What is required: Copy out every line of the entries below without any changes, but leave out the pictures.

————

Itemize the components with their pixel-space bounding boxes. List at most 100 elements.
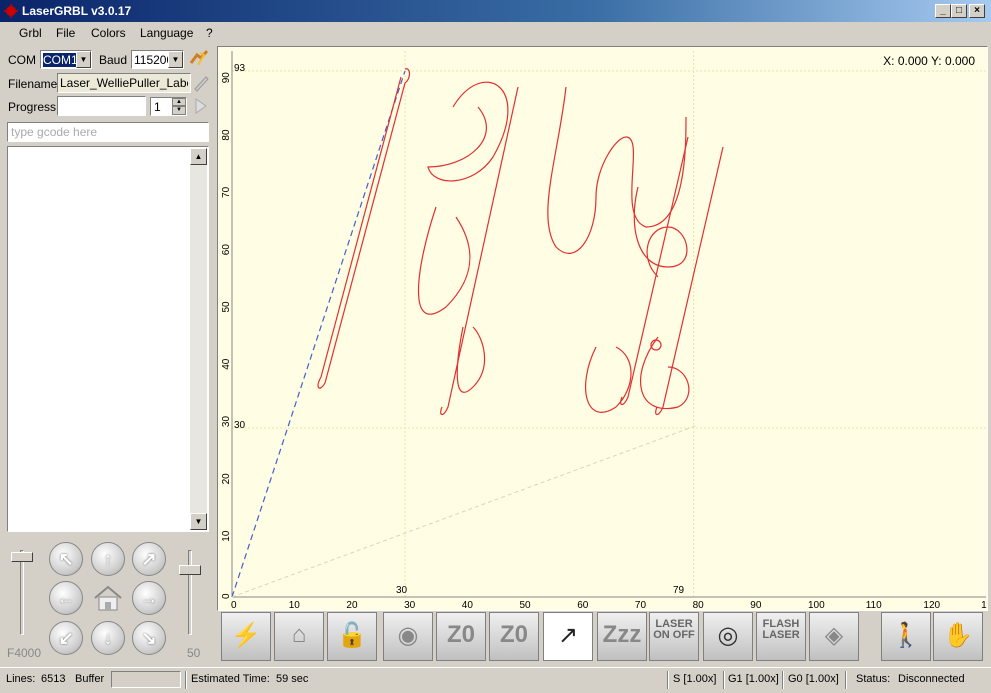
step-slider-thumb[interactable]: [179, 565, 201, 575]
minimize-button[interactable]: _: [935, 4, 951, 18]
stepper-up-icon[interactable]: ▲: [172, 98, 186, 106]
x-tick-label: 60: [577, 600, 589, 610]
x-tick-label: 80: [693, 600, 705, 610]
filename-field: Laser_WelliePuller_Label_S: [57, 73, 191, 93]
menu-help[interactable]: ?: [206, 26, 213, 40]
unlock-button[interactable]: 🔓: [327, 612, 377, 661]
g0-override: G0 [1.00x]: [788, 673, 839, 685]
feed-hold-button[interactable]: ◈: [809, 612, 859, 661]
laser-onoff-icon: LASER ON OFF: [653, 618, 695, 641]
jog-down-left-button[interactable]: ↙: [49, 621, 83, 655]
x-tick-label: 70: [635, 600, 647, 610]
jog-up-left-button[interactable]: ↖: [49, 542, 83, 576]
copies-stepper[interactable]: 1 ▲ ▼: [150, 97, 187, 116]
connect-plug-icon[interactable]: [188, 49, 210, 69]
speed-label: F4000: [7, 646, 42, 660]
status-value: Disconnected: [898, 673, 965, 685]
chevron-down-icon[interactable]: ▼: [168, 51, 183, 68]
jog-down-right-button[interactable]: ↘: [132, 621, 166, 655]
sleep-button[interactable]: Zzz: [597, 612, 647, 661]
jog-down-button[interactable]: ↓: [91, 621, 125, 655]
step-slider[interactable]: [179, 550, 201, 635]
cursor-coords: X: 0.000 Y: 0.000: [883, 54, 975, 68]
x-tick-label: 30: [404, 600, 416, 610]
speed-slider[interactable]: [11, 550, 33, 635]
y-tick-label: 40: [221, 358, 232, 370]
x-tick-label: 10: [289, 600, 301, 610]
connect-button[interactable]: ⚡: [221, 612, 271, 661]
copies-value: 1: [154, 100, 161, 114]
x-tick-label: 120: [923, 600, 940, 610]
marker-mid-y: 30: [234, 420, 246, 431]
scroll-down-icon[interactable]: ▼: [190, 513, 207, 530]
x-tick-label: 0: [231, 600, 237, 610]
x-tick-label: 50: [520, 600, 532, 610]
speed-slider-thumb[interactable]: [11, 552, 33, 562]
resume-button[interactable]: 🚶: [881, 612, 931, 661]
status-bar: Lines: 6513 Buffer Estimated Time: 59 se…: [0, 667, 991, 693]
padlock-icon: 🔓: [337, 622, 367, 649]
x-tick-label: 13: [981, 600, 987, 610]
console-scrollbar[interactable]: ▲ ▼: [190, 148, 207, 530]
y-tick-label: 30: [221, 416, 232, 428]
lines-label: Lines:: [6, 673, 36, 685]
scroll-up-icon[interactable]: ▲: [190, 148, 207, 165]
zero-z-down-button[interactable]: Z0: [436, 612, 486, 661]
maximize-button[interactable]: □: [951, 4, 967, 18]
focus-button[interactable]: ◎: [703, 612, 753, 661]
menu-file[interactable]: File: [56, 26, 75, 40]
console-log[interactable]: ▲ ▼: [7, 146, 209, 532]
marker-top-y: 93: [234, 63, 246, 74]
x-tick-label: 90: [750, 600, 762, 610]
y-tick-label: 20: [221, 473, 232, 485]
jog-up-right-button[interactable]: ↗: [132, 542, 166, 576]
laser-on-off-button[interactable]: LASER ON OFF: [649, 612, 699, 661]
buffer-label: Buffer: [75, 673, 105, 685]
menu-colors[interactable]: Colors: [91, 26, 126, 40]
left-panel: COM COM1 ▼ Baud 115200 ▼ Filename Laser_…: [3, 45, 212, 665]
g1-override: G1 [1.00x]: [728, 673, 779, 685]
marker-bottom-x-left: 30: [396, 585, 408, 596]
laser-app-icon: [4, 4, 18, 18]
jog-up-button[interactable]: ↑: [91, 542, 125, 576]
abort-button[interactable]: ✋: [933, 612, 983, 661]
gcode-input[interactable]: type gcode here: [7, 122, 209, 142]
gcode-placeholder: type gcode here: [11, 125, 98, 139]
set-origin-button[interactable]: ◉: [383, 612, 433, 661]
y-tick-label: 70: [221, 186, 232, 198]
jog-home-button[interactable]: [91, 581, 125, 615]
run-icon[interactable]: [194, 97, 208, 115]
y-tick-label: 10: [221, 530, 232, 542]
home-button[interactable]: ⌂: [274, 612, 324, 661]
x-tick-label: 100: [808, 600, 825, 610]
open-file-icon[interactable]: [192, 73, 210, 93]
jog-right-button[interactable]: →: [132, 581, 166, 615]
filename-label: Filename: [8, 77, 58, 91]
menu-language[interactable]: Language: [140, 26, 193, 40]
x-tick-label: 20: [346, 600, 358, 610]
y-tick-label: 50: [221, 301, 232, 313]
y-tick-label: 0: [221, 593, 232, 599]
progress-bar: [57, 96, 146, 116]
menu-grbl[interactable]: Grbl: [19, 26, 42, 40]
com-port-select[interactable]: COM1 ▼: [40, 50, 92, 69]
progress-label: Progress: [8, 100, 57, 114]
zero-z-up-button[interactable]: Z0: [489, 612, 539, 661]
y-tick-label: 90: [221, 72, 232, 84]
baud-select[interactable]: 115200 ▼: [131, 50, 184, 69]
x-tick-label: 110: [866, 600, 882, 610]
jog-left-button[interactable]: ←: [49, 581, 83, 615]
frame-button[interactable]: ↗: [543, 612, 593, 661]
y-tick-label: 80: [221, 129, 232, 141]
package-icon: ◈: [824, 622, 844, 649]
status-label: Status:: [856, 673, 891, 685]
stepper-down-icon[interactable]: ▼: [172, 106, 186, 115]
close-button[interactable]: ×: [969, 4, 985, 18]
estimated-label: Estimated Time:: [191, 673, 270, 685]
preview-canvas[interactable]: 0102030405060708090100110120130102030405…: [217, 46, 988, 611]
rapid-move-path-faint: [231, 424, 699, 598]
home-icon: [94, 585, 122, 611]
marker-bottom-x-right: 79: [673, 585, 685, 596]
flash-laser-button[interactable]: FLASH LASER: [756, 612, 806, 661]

————

Output of the task:
Itemize the components with their pixel-space bounding boxes. List at most 100 elements.
step-slider-thumb[interactable]: [179, 565, 201, 575]
minimize-button[interactable]: _: [935, 4, 951, 18]
stepper-up-icon[interactable]: ▲: [172, 98, 186, 106]
x-tick-label: 60: [577, 600, 589, 610]
x-tick-label: 80: [693, 600, 705, 610]
filename-field: Laser_WelliePuller_Label_S: [57, 73, 191, 93]
menu-help[interactable]: ?: [206, 26, 213, 40]
unlock-button[interactable]: 🔓: [327, 612, 377, 661]
g0-override: G0 [1.00x]: [788, 673, 839, 685]
feed-hold-button[interactable]: ◈: [809, 612, 859, 661]
laser-onoff-icon: LASER ON OFF: [653, 618, 695, 641]
jog-down-left-button[interactable]: ↙: [49, 621, 83, 655]
x-tick-label: 70: [635, 600, 647, 610]
jog-up-left-button[interactable]: ↖: [49, 542, 83, 576]
copies-stepper[interactable]: 1 ▲ ▼: [150, 97, 187, 116]
connect-plug-icon[interactable]: [188, 49, 210, 69]
speed-label: F4000: [7, 646, 42, 660]
status-value: Disconnected: [898, 673, 965, 685]
chevron-down-icon[interactable]: ▼: [168, 51, 183, 68]
jog-down-right-button[interactable]: ↘: [132, 621, 166, 655]
sleep-button[interactable]: Zzz: [597, 612, 647, 661]
jog-down-button[interactable]: ↓: [91, 621, 125, 655]
step-slider[interactable]: [179, 550, 201, 635]
cursor-coords: X: 0.000 Y: 0.000: [883, 54, 975, 68]
x-tick-label: 30: [404, 600, 416, 610]
speed-slider[interactable]: [11, 550, 33, 635]
y-tick-label: 40: [221, 358, 232, 370]
x-tick-label: 10: [289, 600, 301, 610]
connect-button[interactable]: ⚡: [221, 612, 271, 661]
copies-value: 1: [154, 100, 161, 114]
x-tick-label: 120: [923, 600, 940, 610]
marker-mid-y: 30: [234, 420, 246, 431]
scroll-down-icon[interactable]: ▼: [190, 513, 207, 530]
x-tick-label: 0: [231, 600, 237, 610]
x-tick-label: 50: [520, 600, 532, 610]
speed-slider-thumb[interactable]: [11, 552, 33, 562]
resume-button[interactable]: 🚶: [881, 612, 931, 661]
status-bar: Lines: 6513 Buffer Estimated Time: 59 se…: [0, 667, 991, 693]
padlock-icon: 🔓: [337, 622, 367, 649]
x-tick-label: 13: [981, 600, 987, 610]
console-scrollbar[interactable]: ▲ ▼: [190, 148, 207, 530]
y-tick-label: 30: [221, 416, 232, 428]
lines-label: Lines:: [6, 673, 36, 685]
scroll-up-icon[interactable]: ▲: [190, 148, 207, 165]
zero-z-down-button[interactable]: Z0: [436, 612, 486, 661]
maximize-button[interactable]: □: [951, 4, 967, 18]
focus-button[interactable]: ◎: [703, 612, 753, 661]
menu-file[interactable]: File: [56, 26, 75, 40]
console-log[interactable]: ▲ ▼: [7, 146, 209, 532]
marker-top-y: 93: [234, 63, 246, 74]
x-tick-label: 90: [750, 600, 762, 610]
y-tick-label: 20: [221, 473, 232, 485]
jog-up-right-button[interactable]: ↗: [132, 542, 166, 576]
laser-on-off-button[interactable]: LASER ON OFF: [649, 612, 699, 661]
buffer-label: Buffer: [75, 673, 105, 685]
menu-colors[interactable]: Colors: [91, 26, 126, 40]
left-panel: COM COM1 ▼ Baud 115200 ▼ Filename Laser_…: [3, 45, 212, 665]
g1-override: G1 [1.00x]: [728, 673, 779, 685]
marker-bottom-x-left: 30: [396, 585, 408, 596]
laser-app-icon: [4, 4, 18, 18]
jog-up-button[interactable]: ↑: [91, 542, 125, 576]
abort-button[interactable]: ✋: [933, 612, 983, 661]
gcode-input[interactable]: type gcode here: [7, 122, 209, 142]
gcode-placeholder: type gcode here: [11, 125, 98, 139]
set-origin-button[interactable]: ◉: [383, 612, 433, 661]
y-tick-label: 70: [221, 186, 232, 198]
jog-home-button[interactable]: [91, 581, 125, 615]
run-icon[interactable]: [194, 97, 208, 115]
y-tick-label: 10: [221, 530, 232, 542]
home-button[interactable]: ⌂: [274, 612, 324, 661]
x-tick-label: 100: [808, 600, 825, 610]
open-file-icon[interactable]: [192, 73, 210, 93]
jog-right-button[interactable]: →: [132, 581, 166, 615]
filename-label: Filename: [8, 77, 58, 91]
menu-language[interactable]: Language: [140, 26, 193, 40]
x-tick-label: 20: [346, 600, 358, 610]
y-tick-label: 50: [221, 301, 232, 313]
y-tick-label: 0: [221, 593, 232, 599]
progress-bar: [57, 96, 146, 116]
menu-grbl[interactable]: Grbl: [19, 26, 42, 40]
com-port-select[interactable]: COM1 ▼: [40, 50, 92, 69]
progress-label: Progress: [8, 100, 57, 114]
zero-z-up-button[interactable]: Z0: [489, 612, 539, 661]
y-tick-label: 90: [221, 72, 232, 84]
baud-select[interactable]: 115200 ▼: [131, 50, 184, 69]
x-tick-label: 110: [866, 600, 882, 610]
jog-left-button[interactable]: ←: [49, 581, 83, 615]
frame-button[interactable]: ↗: [543, 612, 593, 661]
y-tick-label: 80: [221, 129, 232, 141]
package-icon: ◈: [824, 622, 844, 649]
status-label: Status:: [856, 673, 891, 685]
stepper-down-icon[interactable]: ▼: [172, 106, 186, 115]
close-button[interactable]: ×: [969, 4, 985, 18]
estimated-label: Estimated Time:: [191, 673, 270, 685]
preview-canvas[interactable]: 0102030405060708090100110120130102030405…: [217, 46, 988, 611]
rapid-move-path-faint: [231, 424, 699, 598]
home-icon: [94, 585, 122, 611]
marker-bottom-x-right: 79: [673, 585, 685, 596]
flash-laser-button[interactable]: FLASH LASER: [756, 612, 806, 661]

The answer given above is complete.